PROBLEM REQUIREMENTS
Restate the listing that follows word for word, without its pictures.

DATA SECTION
"""

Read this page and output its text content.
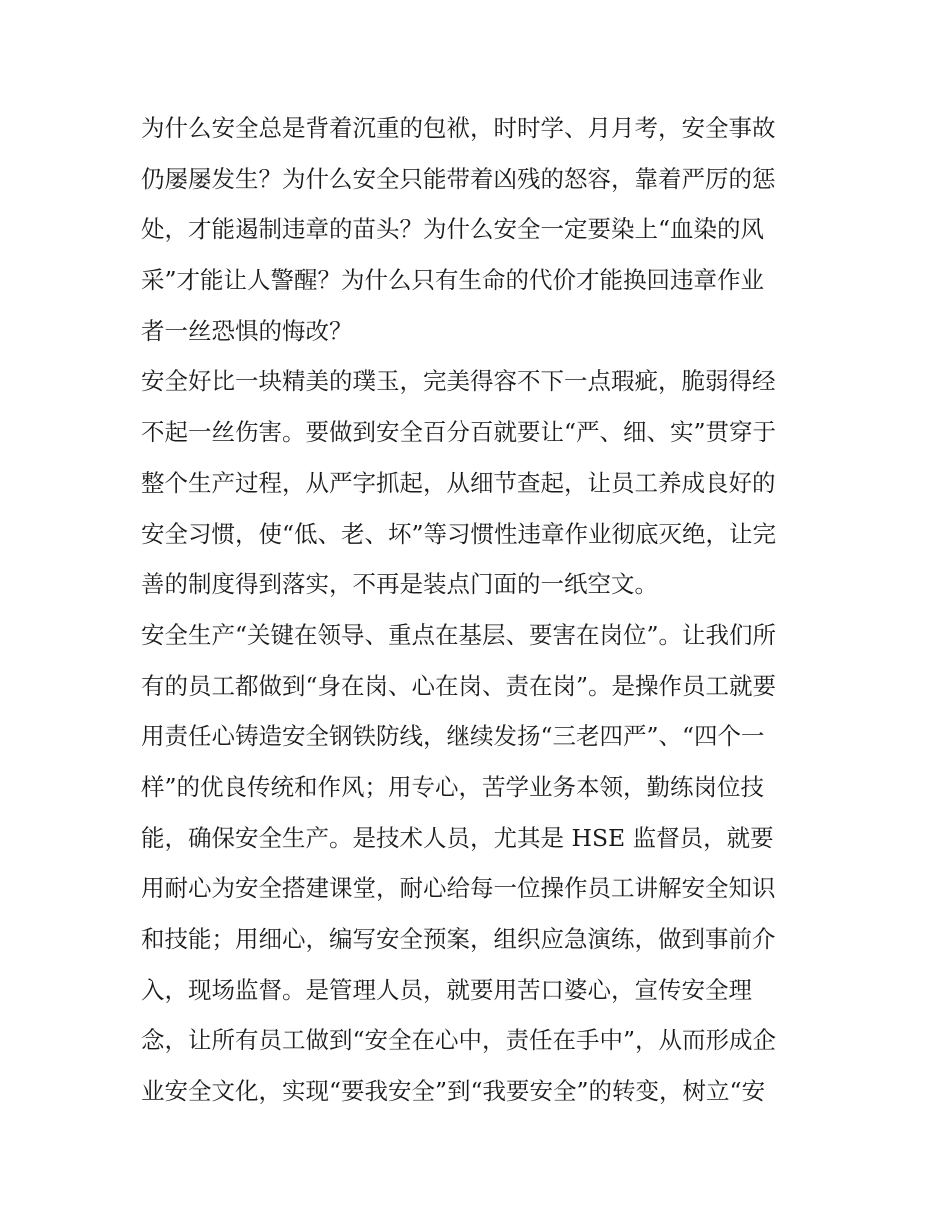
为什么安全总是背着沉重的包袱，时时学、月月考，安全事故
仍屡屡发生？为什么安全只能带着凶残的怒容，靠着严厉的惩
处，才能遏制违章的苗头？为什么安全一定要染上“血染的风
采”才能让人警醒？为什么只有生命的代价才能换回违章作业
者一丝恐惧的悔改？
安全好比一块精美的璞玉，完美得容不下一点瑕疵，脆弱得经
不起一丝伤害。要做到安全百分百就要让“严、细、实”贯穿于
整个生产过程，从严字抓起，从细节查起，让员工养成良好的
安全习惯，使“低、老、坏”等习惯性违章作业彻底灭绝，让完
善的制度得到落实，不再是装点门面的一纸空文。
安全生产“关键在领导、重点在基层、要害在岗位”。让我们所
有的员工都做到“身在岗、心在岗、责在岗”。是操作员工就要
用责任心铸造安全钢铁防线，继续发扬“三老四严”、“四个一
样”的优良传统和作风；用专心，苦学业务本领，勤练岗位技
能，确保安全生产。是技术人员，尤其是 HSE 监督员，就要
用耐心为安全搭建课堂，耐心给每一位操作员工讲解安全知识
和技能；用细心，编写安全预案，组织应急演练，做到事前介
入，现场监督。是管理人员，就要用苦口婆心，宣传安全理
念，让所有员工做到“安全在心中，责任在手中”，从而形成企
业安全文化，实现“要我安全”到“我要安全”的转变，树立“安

"""

THE RESPONSE
Read this page and output its text content.
为什么安全总是背着沉重的包袱，时时学、月月考，安全事故
仍屡屡发生？为什么安全只能带着凶残的怒容，靠着严厉的惩
处，才能遏制违章的苗头？为什么安全一定要染上“血染的风
采”才能让人警醒？为什么只有生命的代价才能换回违章作业
者一丝恐惧的悔改？
安全好比一块精美的璞玉，完美得容不下一点瑕疵，脆弱得经
不起一丝伤害。要做到安全百分百就要让“严、细、实”贯穿于
整个生产过程，从严字抓起，从细节查起，让员工养成良好的
安全习惯，使“低、老、坏”等习惯性违章作业彻底灭绝，让完
善的制度得到落实，不再是装点门面的一纸空文。
安全生产“关键在领导、重点在基层、要害在岗位”。让我们所
有的员工都做到“身在岗、心在岗、责在岗”。是操作员工就要
用责任心铸造安全钢铁防线，继续发扬“三老四严”、“四个一
样”的优良传统和作风；用专心，苦学业务本领，勤练岗位技
能，确保安全生产。是技术人员，尤其是 HSE 监督员，就要
用耐心为安全搭建课堂，耐心给每一位操作员工讲解安全知识
和技能；用细心，编写安全预案，组织应急演练，做到事前介
入，现场监督。是管理人员，就要用苦口婆心，宣传安全理
念，让所有员工做到“安全在心中，责任在手中”，从而形成企
业安全文化，实现“要我安全”到“我要安全”的转变，树立“安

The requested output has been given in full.